## EXERCISE DATA:
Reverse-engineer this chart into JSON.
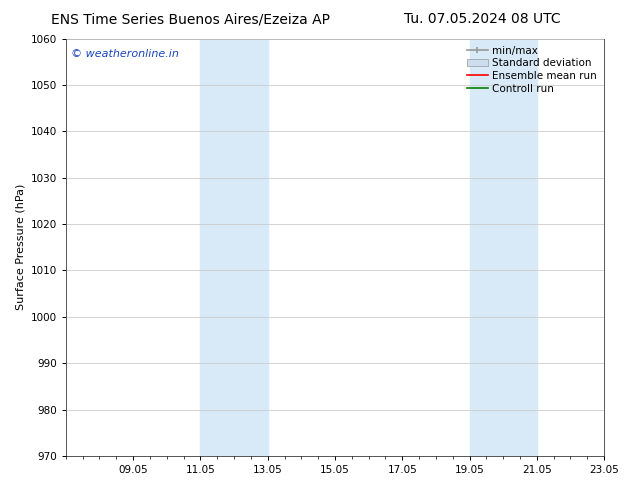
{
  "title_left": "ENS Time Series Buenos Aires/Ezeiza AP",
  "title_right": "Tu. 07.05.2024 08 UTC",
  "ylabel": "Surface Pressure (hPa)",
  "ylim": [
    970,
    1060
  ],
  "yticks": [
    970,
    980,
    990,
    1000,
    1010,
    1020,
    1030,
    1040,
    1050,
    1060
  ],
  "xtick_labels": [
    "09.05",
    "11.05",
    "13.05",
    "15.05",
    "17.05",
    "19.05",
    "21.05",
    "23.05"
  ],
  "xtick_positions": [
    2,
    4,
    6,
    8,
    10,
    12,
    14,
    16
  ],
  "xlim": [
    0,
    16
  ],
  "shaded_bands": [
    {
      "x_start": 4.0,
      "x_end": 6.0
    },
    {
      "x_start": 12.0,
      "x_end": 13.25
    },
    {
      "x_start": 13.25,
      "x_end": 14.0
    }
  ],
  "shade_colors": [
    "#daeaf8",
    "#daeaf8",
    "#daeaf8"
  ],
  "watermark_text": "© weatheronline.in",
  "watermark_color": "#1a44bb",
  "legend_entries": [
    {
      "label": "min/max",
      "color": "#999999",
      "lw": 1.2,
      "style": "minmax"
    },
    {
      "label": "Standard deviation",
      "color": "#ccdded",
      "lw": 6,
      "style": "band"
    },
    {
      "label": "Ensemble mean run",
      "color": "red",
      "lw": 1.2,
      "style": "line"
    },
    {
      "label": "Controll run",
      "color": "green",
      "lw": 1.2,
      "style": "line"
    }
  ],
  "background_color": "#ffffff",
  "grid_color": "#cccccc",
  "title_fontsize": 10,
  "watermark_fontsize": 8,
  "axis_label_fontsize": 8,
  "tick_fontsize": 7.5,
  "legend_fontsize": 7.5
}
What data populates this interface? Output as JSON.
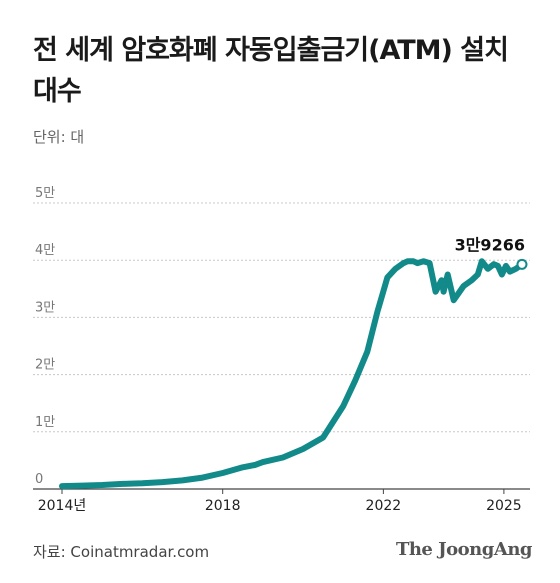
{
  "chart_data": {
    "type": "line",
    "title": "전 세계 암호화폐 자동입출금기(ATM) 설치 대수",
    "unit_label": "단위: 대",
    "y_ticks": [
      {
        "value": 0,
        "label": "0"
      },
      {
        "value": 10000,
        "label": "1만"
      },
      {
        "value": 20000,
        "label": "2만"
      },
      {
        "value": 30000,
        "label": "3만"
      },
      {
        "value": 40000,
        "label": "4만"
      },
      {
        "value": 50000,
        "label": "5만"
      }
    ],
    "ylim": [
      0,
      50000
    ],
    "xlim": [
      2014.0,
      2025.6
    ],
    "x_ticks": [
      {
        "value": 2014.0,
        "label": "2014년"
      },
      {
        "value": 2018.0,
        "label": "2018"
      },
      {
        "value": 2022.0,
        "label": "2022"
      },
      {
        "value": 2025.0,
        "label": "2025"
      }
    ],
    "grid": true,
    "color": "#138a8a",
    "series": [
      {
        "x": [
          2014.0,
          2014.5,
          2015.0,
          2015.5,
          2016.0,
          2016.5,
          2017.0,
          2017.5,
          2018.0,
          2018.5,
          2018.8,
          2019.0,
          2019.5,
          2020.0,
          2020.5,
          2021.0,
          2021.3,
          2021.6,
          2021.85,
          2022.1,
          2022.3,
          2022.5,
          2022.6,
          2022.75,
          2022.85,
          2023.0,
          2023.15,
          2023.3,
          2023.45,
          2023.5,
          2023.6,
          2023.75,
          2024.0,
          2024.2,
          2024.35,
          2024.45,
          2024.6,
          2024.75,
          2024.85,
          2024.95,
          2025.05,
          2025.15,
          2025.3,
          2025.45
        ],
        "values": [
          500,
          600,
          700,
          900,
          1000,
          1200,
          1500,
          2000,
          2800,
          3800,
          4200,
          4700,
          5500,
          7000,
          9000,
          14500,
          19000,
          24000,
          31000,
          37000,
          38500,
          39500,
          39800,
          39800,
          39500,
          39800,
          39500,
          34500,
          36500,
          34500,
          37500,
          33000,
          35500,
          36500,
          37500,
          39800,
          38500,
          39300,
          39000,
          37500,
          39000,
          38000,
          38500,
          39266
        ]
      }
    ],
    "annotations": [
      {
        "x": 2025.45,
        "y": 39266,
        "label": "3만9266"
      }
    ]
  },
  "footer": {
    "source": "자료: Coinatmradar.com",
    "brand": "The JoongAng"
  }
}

## EXERCISE DIRECTIONS:
Omit every picture, then repeat the remaining data exactly as it appears above.

## RESPONSE FOR THIS EXERCISE:
Reverse-engineer this chart into JSON.
{
  "title_left": "ENS Time Series Buenos Aires/Ezeiza AP",
  "title_right": "Tu. 07.05.2024 08 UTC",
  "ylabel": "Surface Pressure (hPa)",
  "ylim": [
    970,
    1060
  ],
  "yticks": [
    970,
    980,
    990,
    1000,
    1010,
    1020,
    1030,
    1040,
    1050,
    1060
  ],
  "xtick_labels": [
    "09.05",
    "11.05",
    "13.05",
    "15.05",
    "17.05",
    "19.05",
    "21.05",
    "23.05"
  ],
  "xtick_positions": [
    2,
    4,
    6,
    8,
    10,
    12,
    14,
    16
  ],
  "xlim": [
    0,
    16
  ],
  "shaded_bands": [
    {
      "x_start": 4.0,
      "x_end": 6.0
    },
    {
      "x_start": 12.0,
      "x_end": 13.25
    },
    {
      "x_start": 13.25,
      "x_end": 14.0
    }
  ],
  "shade_colors": [
    "#daeaf8",
    "#daeaf8",
    "#daeaf8"
  ],
  "watermark_text": "© weatheronline.in",
  "watermark_color": "#1a44bb",
  "legend_entries": [
    {
      "label": "min/max",
      "color": "#999999",
      "lw": 1.2,
      "style": "minmax"
    },
    {
      "label": "Standard deviation",
      "color": "#ccdded",
      "lw": 6,
      "style": "band"
    },
    {
      "label": "Ensemble mean run",
      "color": "red",
      "lw": 1.2,
      "style": "line"
    },
    {
      "label": "Controll run",
      "color": "green",
      "lw": 1.2,
      "style": "line"
    }
  ],
  "background_color": "#ffffff",
  "grid_color": "#cccccc",
  "title_fontsize": 10,
  "watermark_fontsize": 8,
  "axis_label_fontsize": 8,
  "tick_fontsize": 7.5,
  "legend_fontsize": 7.5
}
What data populates this interface? Output as JSON.
{
  "chart_data": {
    "type": "line",
    "title": "전 세계 암호화폐 자동입출금기(ATM) 설치 대수",
    "unit_label": "단위: 대",
    "y_ticks": [
      {
        "value": 0,
        "label": "0"
      },
      {
        "value": 10000,
        "label": "1만"
      },
      {
        "value": 20000,
        "label": "2만"
      },
      {
        "value": 30000,
        "label": "3만"
      },
      {
        "value": 40000,
        "label": "4만"
      },
      {
        "value": 50000,
        "label": "5만"
      }
    ],
    "ylim": [
      0,
      50000
    ],
    "xlim": [
      2014.0,
      2025.6
    ],
    "x_ticks": [
      {
        "value": 2014.0,
        "label": "2014년"
      },
      {
        "value": 2018.0,
        "label": "2018"
      },
      {
        "value": 2022.0,
        "label": "2022"
      },
      {
        "value": 2025.0,
        "label": "2025"
      }
    ],
    "grid": true,
    "color": "#138a8a",
    "series": [
      {
        "x": [
          2014.0,
          2014.5,
          2015.0,
          2015.5,
          2016.0,
          2016.5,
          2017.0,
          2017.5,
          2018.0,
          2018.5,
          2018.8,
          2019.0,
          2019.5,
          2020.0,
          2020.5,
          2021.0,
          2021.3,
          2021.6,
          2021.85,
          2022.1,
          2022.3,
          2022.5,
          2022.6,
          2022.75,
          2022.85,
          2023.0,
          2023.15,
          2023.3,
          2023.45,
          2023.5,
          2023.6,
          2023.75,
          2024.0,
          2024.2,
          2024.35,
          2024.45,
          2024.6,
          2024.75,
          2024.85,
          2024.95,
          2025.05,
          2025.15,
          2025.3,
          2025.45
        ],
        "values": [
          500,
          600,
          700,
          900,
          1000,
          1200,
          1500,
          2000,
          2800,
          3800,
          4200,
          4700,
          5500,
          7000,
          9000,
          14500,
          19000,
          24000,
          31000,
          37000,
          38500,
          39500,
          39800,
          39800,
          39500,
          39800,
          39500,
          34500,
          36500,
          34500,
          37500,
          33000,
          35500,
          36500,
          37500,
          39800,
          38500,
          39300,
          39000,
          37500,
          39000,
          38000,
          38500,
          39266
        ]
      }
    ],
    "annotations": [
      {
        "x": 2025.45,
        "y": 39266,
        "label": "3만9266"
      }
    ]
  },
  "footer": {
    "source": "자료: Coinatmradar.com",
    "brand": "The JoongAng"
  }
}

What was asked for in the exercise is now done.